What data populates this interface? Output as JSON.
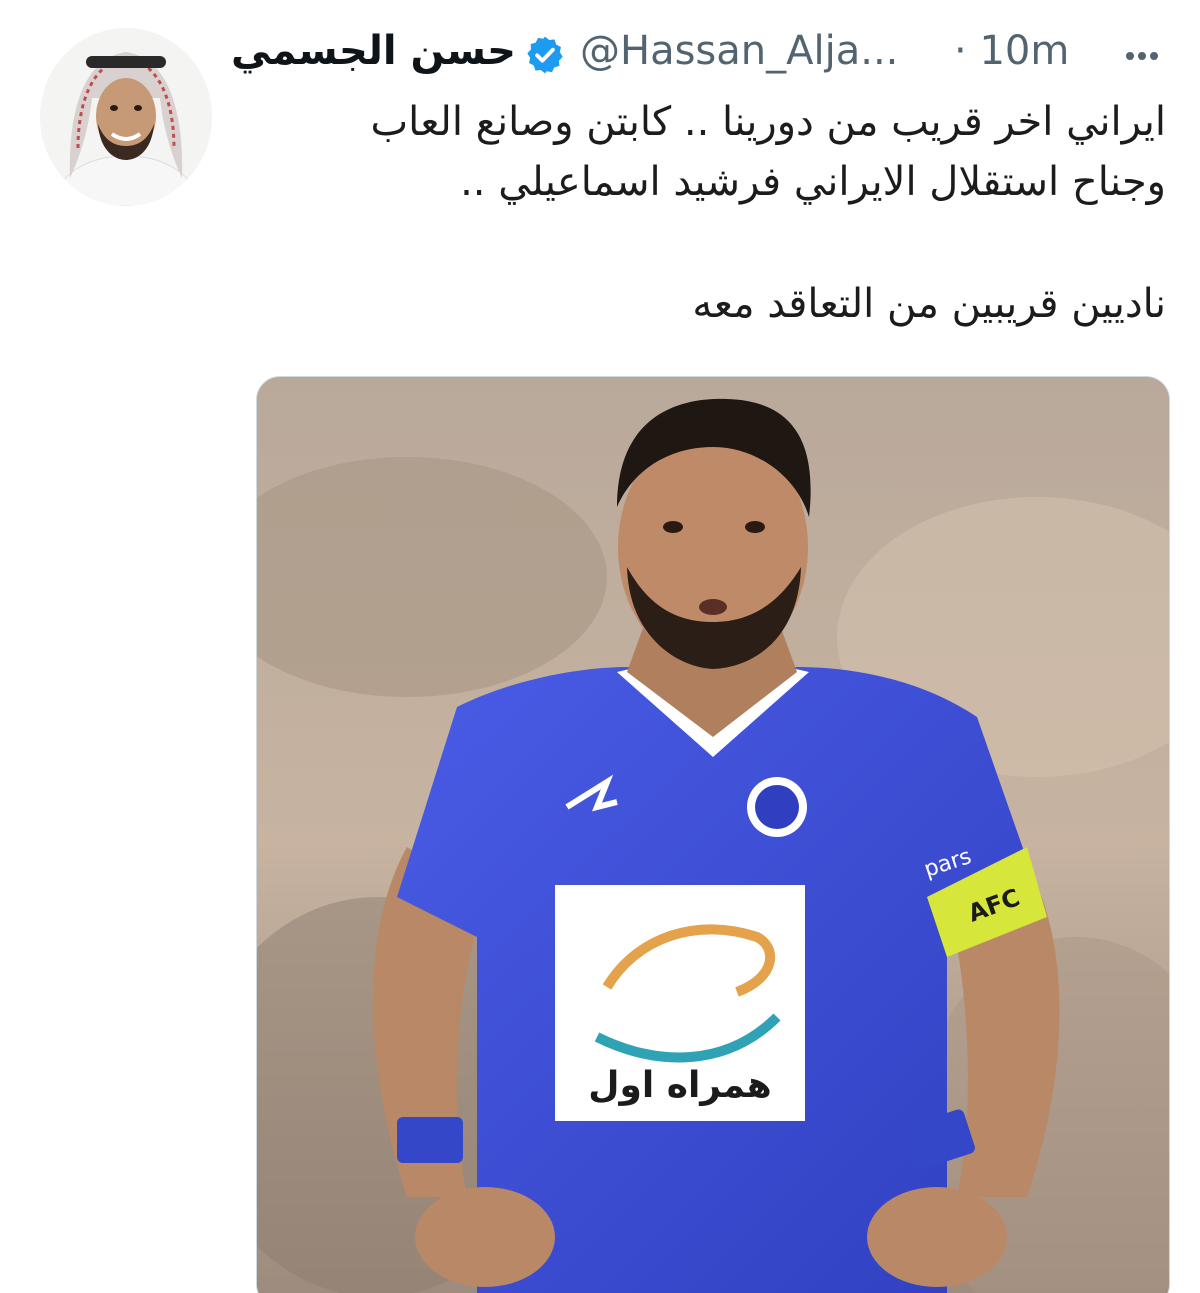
{
  "author": {
    "display_name": "حسن الجسمي",
    "handle": "@Hassan_Alja...",
    "time_separator": "·",
    "time": "10m",
    "verified": true
  },
  "icons": {
    "verified": "verified-badge-icon",
    "more": "more-options-icon",
    "avatar": "profile-avatar"
  },
  "tweet": {
    "lines": [
      "ايراني اخر قريب من دورينا .. كابتن وصانع العاب",
      "وجناح  استقلال الايراني فرشيد اسماعيلي ..",
      "ناديين قريبين من التعاقد معه"
    ]
  },
  "media": {
    "kit_sponsor_text": "همراه اول",
    "sleeve_sponsor": "pars",
    "captain_band": "AFC"
  },
  "colors": {
    "verified": "#1d9bf0",
    "muted": "#536471",
    "jersey": "#3b4fd6"
  }
}
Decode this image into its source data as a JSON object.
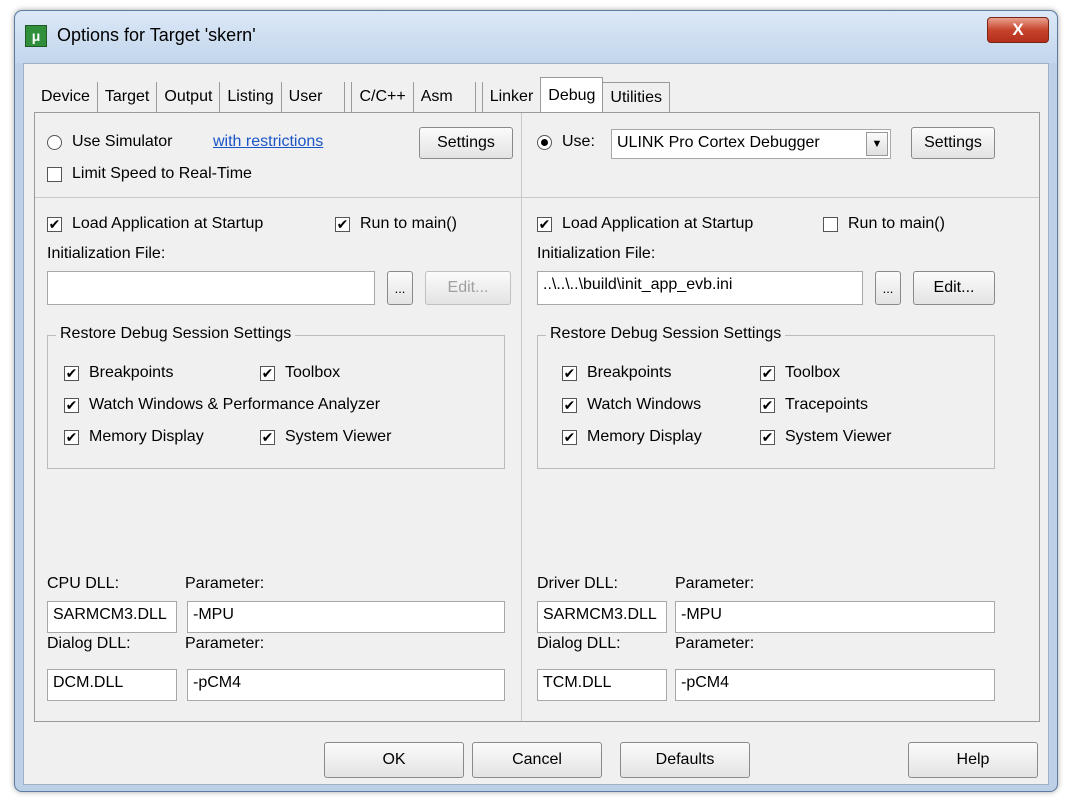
{
  "window": {
    "title": "Options for Target 'skern'",
    "close_glyph": "X"
  },
  "tabs": [
    "Device",
    "Target",
    "Output",
    "Listing",
    "User",
    "C/C++",
    "Asm",
    "Linker",
    "Debug",
    "Utilities"
  ],
  "active_tab": "Debug",
  "left": {
    "use_simulator_label": "Use Simulator",
    "restrictions_link": "with restrictions",
    "settings_label": "Settings",
    "limit_speed_label": "Limit Speed to Real-Time",
    "load_app_label": "Load Application at Startup",
    "run_to_main_label": "Run to main()",
    "init_file_label": "Initialization File:",
    "init_file_value": "",
    "browse_label": "...",
    "edit_label": "Edit...",
    "restore_title": "Restore Debug Session Settings",
    "restore": {
      "breakpoints": "Breakpoints",
      "toolbox": "Toolbox",
      "watch": "Watch Windows & Performance Analyzer",
      "memory": "Memory Display",
      "system_viewer": "System Viewer"
    },
    "cpu_dll_label": "CPU DLL:",
    "cpu_param_label": "Parameter:",
    "cpu_dll_value": "SARMCM3.DLL",
    "cpu_param_value": "-MPU",
    "dialog_dll_label": "Dialog DLL:",
    "dialog_param_label": "Parameter:",
    "dialog_dll_value": "DCM.DLL",
    "dialog_param_value": "-pCM4"
  },
  "right": {
    "use_label": "Use:",
    "debugger_value": "ULINK Pro Cortex Debugger",
    "settings_label": "Settings",
    "load_app_label": "Load Application at Startup",
    "run_to_main_label": "Run to main()",
    "init_file_label": "Initialization File:",
    "init_file_value": "..\\..\\..\\build\\init_app_evb.ini",
    "browse_label": "...",
    "edit_label": "Edit...",
    "restore_title": "Restore Debug Session Settings",
    "restore": {
      "breakpoints": "Breakpoints",
      "toolbox": "Toolbox",
      "watch": "Watch Windows",
      "tracepoints": "Tracepoints",
      "memory": "Memory Display",
      "system_viewer": "System Viewer"
    },
    "driver_dll_label": "Driver DLL:",
    "driver_param_label": "Parameter:",
    "driver_dll_value": "SARMCM3.DLL",
    "driver_param_value": "-MPU",
    "dialog_dll_label": "Dialog DLL:",
    "dialog_param_label": "Parameter:",
    "dialog_dll_value": "TCM.DLL",
    "dialog_param_value": "-pCM4"
  },
  "footer": {
    "ok": "OK",
    "cancel": "Cancel",
    "defaults": "Defaults",
    "help": "Help"
  },
  "check_glyph": "✔"
}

| REQUIREMENT |
Find every line above that contains the word "watch", and return each one.

| RESULT FOR THIS TASK |
      "watch": "Watch Windows & Performance Analyzer",
      "watch": "Watch Windows",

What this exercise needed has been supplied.